What is being asked: Give the data below again exactly as written, without its pictures.

___

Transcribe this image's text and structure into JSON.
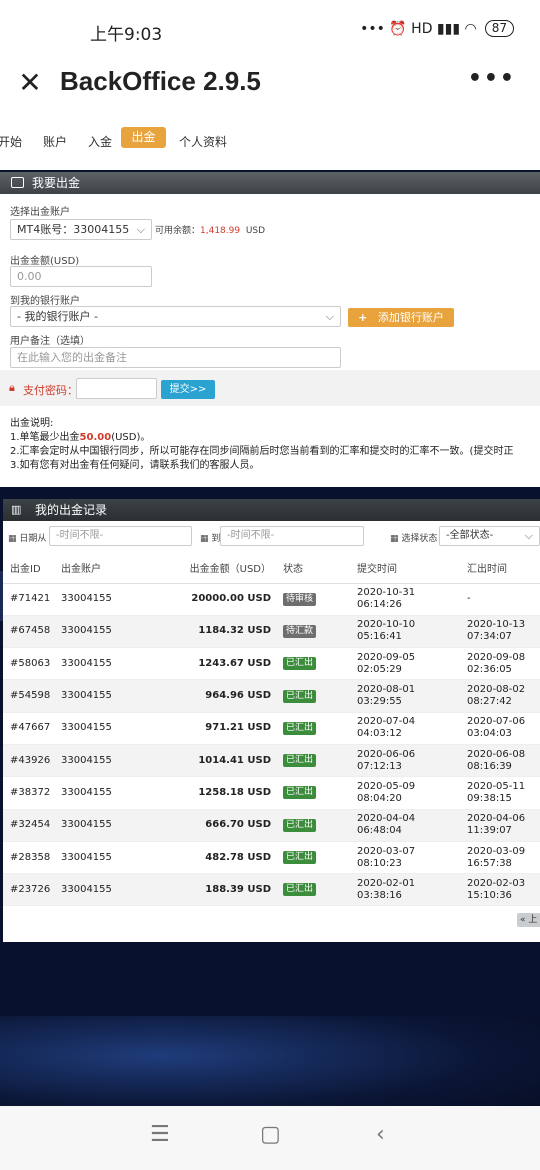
{
  "status_bar": {
    "time": "上午9:03",
    "signal_text": "••• ⏰ HD ▮▮▮ ◠",
    "battery": "87"
  },
  "app_bar": {
    "title": "BackOffice 2.9.5",
    "close_icon": "close-icon",
    "more_icon": "more-icon"
  },
  "nav": {
    "items": [
      "开始",
      "账户",
      "入金",
      "出金",
      "个人资料"
    ],
    "active": "出金"
  },
  "withdraw_form": {
    "header": "我要出金",
    "account_label": "选择出金账户",
    "account_value": "MT4账号：33004155",
    "available_label": "可用余额：",
    "available_value": "1,418.99",
    "available_currency": "USD",
    "amount_label": "出金金额(USD)",
    "amount_placeholder": "0.00",
    "bank_label": "到我的银行账户",
    "bank_value": "- 我的银行账户 -",
    "add_bank_button": "添加银行账户",
    "remark_label": "用户备注（选填）",
    "remark_placeholder": "在此输入您的出金备注",
    "password_label": "支付密码：",
    "submit_button": "提交>>"
  },
  "notes": {
    "title": "出金说明:",
    "line1_prefix": "1.单笔最少出金",
    "line1_amount": "50.00",
    "line1_suffix": "(USD)。",
    "line2": "2.汇率会定时从中国银行同步，所以可能存在同步间隔前后时您当前看到的汇率和提交时的汇率不一致。(提交时正",
    "line3": "3.如有您有对出金有任何疑问，请联系我们的客服人员。"
  },
  "records": {
    "header": "我的出金记录",
    "date_from_label": "日期从",
    "date_from_placeholder": "-时间不限-",
    "date_to_label": "到",
    "date_to_placeholder": "-时间不限-",
    "status_label": "选择状态",
    "status_value": "-全部状态-",
    "columns": [
      "出金ID",
      "出金账户",
      "出金金额（USD）",
      "状态",
      "提交时间",
      "汇出时间"
    ],
    "rows": [
      {
        "id": "#71421",
        "account": "33004155",
        "amount": "20000.00 USD",
        "status": "待审核",
        "submit": "2020-10-31\n06:14:26",
        "sent": "-"
      },
      {
        "id": "#67458",
        "account": "33004155",
        "amount": "1184.32 USD",
        "status": "待汇款",
        "submit": "2020-10-10\n05:16:41",
        "sent": "2020-10-13\n07:34:07"
      },
      {
        "id": "#58063",
        "account": "33004155",
        "amount": "1243.67 USD",
        "status": "已汇出",
        "submit": "2020-09-05\n02:05:29",
        "sent": "2020-09-08\n02:36:05"
      },
      {
        "id": "#54598",
        "account": "33004155",
        "amount": "964.96 USD",
        "status": "已汇出",
        "submit": "2020-08-01\n03:29:55",
        "sent": "2020-08-02\n08:27:42"
      },
      {
        "id": "#47667",
        "account": "33004155",
        "amount": "971.21 USD",
        "status": "已汇出",
        "submit": "2020-07-04\n04:03:12",
        "sent": "2020-07-06\n03:04:03"
      },
      {
        "id": "#43926",
        "account": "33004155",
        "amount": "1014.41 USD",
        "status": "已汇出",
        "submit": "2020-06-06\n07:12:13",
        "sent": "2020-06-08\n08:16:39"
      },
      {
        "id": "#38372",
        "account": "33004155",
        "amount": "1258.18 USD",
        "status": "已汇出",
        "submit": "2020-05-09\n08:04:20",
        "sent": "2020-05-11\n09:38:15"
      },
      {
        "id": "#32454",
        "account": "33004155",
        "amount": "666.70 USD",
        "status": "已汇出",
        "submit": "2020-04-04\n06:48:04",
        "sent": "2020-04-06\n11:39:07"
      },
      {
        "id": "#28358",
        "account": "33004155",
        "amount": "482.78 USD",
        "status": "已汇出",
        "submit": "2020-03-07\n08:10:23",
        "sent": "2020-03-09\n16:57:38"
      },
      {
        "id": "#23726",
        "account": "33004155",
        "amount": "188.39 USD",
        "status": "已汇出",
        "submit": "2020-02-01\n03:38:16",
        "sent": "2020-02-03\n15:10:36"
      }
    ],
    "prev_button": "« 上"
  },
  "colors": {
    "accent": "#e8a33d",
    "amount_green": "#2e8b1e",
    "balance_red": "#d13b2a",
    "submit_blue": "#2aa3d0"
  }
}
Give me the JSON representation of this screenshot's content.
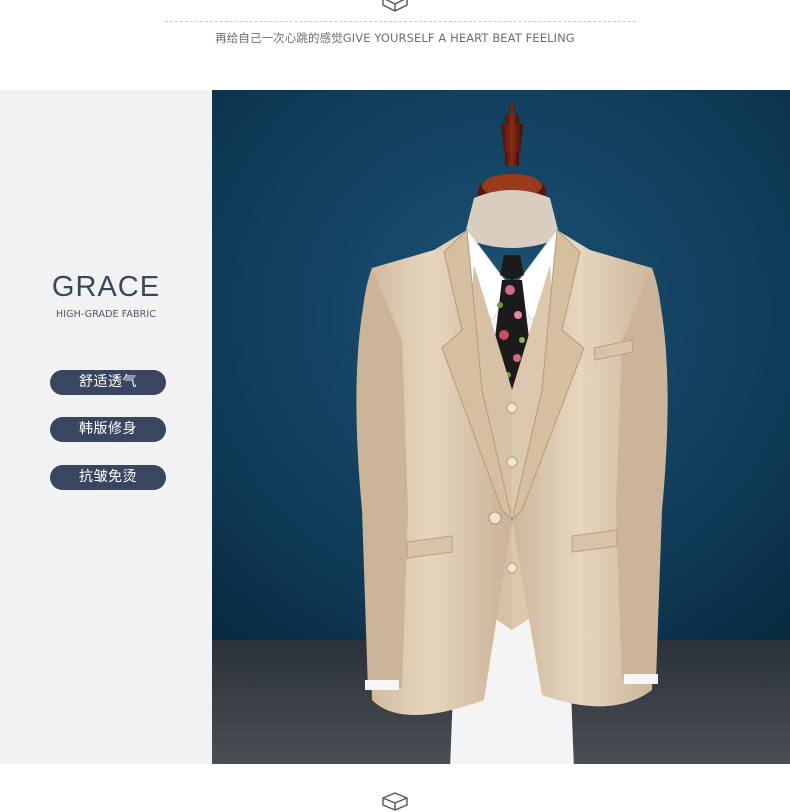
{
  "header": {
    "slogan": "再给自己一次心跳的感觉GIVE YOURSELF A HEART BEAT FEELING",
    "icon": "box-icon"
  },
  "feature_panel": {
    "title": "GRACE",
    "subtitle": "HIGH-GRADE FABRIC",
    "tags": [
      "舒适透气",
      "韩版修身",
      "抗皱免烫"
    ],
    "tag_color": "#3a4660"
  },
  "photo": {
    "subject": "beige suit jacket with vest, white shirt and floral tie on a mannequin",
    "background_color": "#0f3d5a"
  },
  "footer": {
    "icon": "box-icon"
  }
}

___

Expected answer:
Transcribe this image's text and structure into JSON.
{
  "status_bar": {
    "time": "上午9:03",
    "signal_text": "••• ⏰ HD ▮▮▮ ◠",
    "battery": "87"
  },
  "app_bar": {
    "title": "BackOffice 2.9.5",
    "close_icon": "close-icon",
    "more_icon": "more-icon"
  },
  "nav": {
    "items": [
      "开始",
      "账户",
      "入金",
      "出金",
      "个人资料"
    ],
    "active": "出金"
  },
  "withdraw_form": {
    "header": "我要出金",
    "account_label": "选择出金账户",
    "account_value": "MT4账号：33004155",
    "available_label": "可用余额：",
    "available_value": "1,418.99",
    "available_currency": "USD",
    "amount_label": "出金金额(USD)",
    "amount_placeholder": "0.00",
    "bank_label": "到我的银行账户",
    "bank_value": "- 我的银行账户 -",
    "add_bank_button": "添加银行账户",
    "remark_label": "用户备注（选填）",
    "remark_placeholder": "在此输入您的出金备注",
    "password_label": "支付密码：",
    "submit_button": "提交>>"
  },
  "notes": {
    "title": "出金说明:",
    "line1_prefix": "1.单笔最少出金",
    "line1_amount": "50.00",
    "line1_suffix": "(USD)。",
    "line2": "2.汇率会定时从中国银行同步，所以可能存在同步间隔前后时您当前看到的汇率和提交时的汇率不一致。(提交时正",
    "line3": "3.如有您有对出金有任何疑问，请联系我们的客服人员。"
  },
  "records": {
    "header": "我的出金记录",
    "date_from_label": "日期从",
    "date_from_placeholder": "-时间不限-",
    "date_to_label": "到",
    "date_to_placeholder": "-时间不限-",
    "status_label": "选择状态",
    "status_value": "-全部状态-",
    "columns": [
      "出金ID",
      "出金账户",
      "出金金额（USD）",
      "状态",
      "提交时间",
      "汇出时间"
    ],
    "rows": [
      {
        "id": "#71421",
        "account": "33004155",
        "amount": "20000.00 USD",
        "status": "待审核",
        "submit": "2020-10-31\n06:14:26",
        "sent": "-"
      },
      {
        "id": "#67458",
        "account": "33004155",
        "amount": "1184.32 USD",
        "status": "待汇款",
        "submit": "2020-10-10\n05:16:41",
        "sent": "2020-10-13\n07:34:07"
      },
      {
        "id": "#58063",
        "account": "33004155",
        "amount": "1243.67 USD",
        "status": "已汇出",
        "submit": "2020-09-05\n02:05:29",
        "sent": "2020-09-08\n02:36:05"
      },
      {
        "id": "#54598",
        "account": "33004155",
        "amount": "964.96 USD",
        "status": "已汇出",
        "submit": "2020-08-01\n03:29:55",
        "sent": "2020-08-02\n08:27:42"
      },
      {
        "id": "#47667",
        "account": "33004155",
        "amount": "971.21 USD",
        "status": "已汇出",
        "submit": "2020-07-04\n04:03:12",
        "sent": "2020-07-06\n03:04:03"
      },
      {
        "id": "#43926",
        "account": "33004155",
        "amount": "1014.41 USD",
        "status": "已汇出",
        "submit": "2020-06-06\n07:12:13",
        "sent": "2020-06-08\n08:16:39"
      },
      {
        "id": "#38372",
        "account": "33004155",
        "amount": "1258.18 USD",
        "status": "已汇出",
        "submit": "2020-05-09\n08:04:20",
        "sent": "2020-05-11\n09:38:15"
      },
      {
        "id": "#32454",
        "account": "33004155",
        "amount": "666.70 USD",
        "status": "已汇出",
        "submit": "2020-04-04\n06:48:04",
        "sent": "2020-04-06\n11:39:07"
      },
      {
        "id": "#28358",
        "account": "33004155",
        "amount": "482.78 USD",
        "status": "已汇出",
        "submit": "2020-03-07\n08:10:23",
        "sent": "2020-03-09\n16:57:38"
      },
      {
        "id": "#23726",
        "account": "33004155",
        "amount": "188.39 USD",
        "status": "已汇出",
        "submit": "2020-02-01\n03:38:16",
        "sent": "2020-02-03\n15:10:36"
      }
    ],
    "prev_button": "« 上"
  },
  "colors": {
    "accent": "#e8a33d",
    "amount_green": "#2e8b1e",
    "balance_red": "#d13b2a",
    "submit_blue": "#2aa3d0"
  }
}
Give me the JSON representation of this screenshot's content.
{
  "header": {
    "slogan": "再给自己一次心跳的感觉GIVE YOURSELF A HEART BEAT FEELING",
    "icon": "box-icon"
  },
  "feature_panel": {
    "title": "GRACE",
    "subtitle": "HIGH-GRADE FABRIC",
    "tags": [
      "舒适透气",
      "韩版修身",
      "抗皱免烫"
    ],
    "tag_color": "#3a4660"
  },
  "photo": {
    "subject": "beige suit jacket with vest, white shirt and floral tie on a mannequin",
    "background_color": "#0f3d5a"
  },
  "footer": {
    "icon": "box-icon"
  }
}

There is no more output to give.